++++ Supplied material ++++
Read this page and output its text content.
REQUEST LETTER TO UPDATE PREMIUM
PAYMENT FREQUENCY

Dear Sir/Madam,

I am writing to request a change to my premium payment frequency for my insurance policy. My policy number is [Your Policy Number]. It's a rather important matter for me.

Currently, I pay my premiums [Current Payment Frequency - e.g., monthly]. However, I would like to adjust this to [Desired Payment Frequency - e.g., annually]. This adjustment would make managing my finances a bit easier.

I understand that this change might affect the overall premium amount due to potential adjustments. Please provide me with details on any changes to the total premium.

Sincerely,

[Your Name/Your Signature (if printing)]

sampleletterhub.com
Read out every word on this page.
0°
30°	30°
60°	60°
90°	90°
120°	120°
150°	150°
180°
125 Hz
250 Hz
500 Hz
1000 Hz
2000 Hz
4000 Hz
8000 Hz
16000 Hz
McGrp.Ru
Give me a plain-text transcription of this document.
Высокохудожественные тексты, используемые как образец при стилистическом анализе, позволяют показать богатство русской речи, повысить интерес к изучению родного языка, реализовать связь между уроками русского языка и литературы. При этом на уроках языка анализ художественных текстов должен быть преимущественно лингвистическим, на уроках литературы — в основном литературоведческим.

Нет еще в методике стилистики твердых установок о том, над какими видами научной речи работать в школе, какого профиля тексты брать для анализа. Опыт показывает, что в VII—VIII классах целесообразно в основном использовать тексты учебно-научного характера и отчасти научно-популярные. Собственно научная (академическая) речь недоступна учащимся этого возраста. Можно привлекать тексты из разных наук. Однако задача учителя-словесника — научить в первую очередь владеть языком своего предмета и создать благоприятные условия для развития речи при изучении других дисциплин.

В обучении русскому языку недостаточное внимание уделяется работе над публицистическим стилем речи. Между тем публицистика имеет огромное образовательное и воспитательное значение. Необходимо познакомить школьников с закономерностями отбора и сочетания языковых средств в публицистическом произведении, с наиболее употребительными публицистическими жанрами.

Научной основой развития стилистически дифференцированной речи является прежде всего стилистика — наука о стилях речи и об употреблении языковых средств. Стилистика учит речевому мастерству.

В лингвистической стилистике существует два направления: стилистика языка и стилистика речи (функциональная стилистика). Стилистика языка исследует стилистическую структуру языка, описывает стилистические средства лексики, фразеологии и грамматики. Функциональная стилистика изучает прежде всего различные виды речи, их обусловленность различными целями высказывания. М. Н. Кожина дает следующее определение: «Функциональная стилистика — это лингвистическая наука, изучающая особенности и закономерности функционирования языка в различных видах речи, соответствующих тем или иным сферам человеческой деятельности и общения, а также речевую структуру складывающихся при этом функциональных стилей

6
++++
Directive: Find how many lines of the material carry the string "text". Only the number should be in the answer.

The completed task: 2